[Begin Supplied records]
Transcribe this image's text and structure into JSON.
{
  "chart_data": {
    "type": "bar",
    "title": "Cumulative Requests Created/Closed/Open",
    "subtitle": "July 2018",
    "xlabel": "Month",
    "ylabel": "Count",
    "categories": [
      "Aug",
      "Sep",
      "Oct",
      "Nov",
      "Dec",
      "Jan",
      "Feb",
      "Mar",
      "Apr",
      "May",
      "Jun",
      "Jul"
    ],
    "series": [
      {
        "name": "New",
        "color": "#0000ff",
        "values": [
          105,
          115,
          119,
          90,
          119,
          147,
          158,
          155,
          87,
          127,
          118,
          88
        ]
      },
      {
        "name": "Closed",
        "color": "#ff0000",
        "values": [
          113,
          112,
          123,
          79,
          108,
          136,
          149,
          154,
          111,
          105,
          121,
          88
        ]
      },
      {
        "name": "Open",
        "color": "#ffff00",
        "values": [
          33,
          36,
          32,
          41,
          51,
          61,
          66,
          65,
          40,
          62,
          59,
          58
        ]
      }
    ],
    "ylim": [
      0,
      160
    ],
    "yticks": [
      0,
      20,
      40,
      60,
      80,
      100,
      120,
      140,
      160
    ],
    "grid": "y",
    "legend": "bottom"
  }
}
[End Supplied records]
What the task asks: Filter the records, keeping only lines that contain "Open", and show those lines.

Result of the exercise:
    "title": "Cumulative Requests Created/Closed/Open",
        "name": "Open",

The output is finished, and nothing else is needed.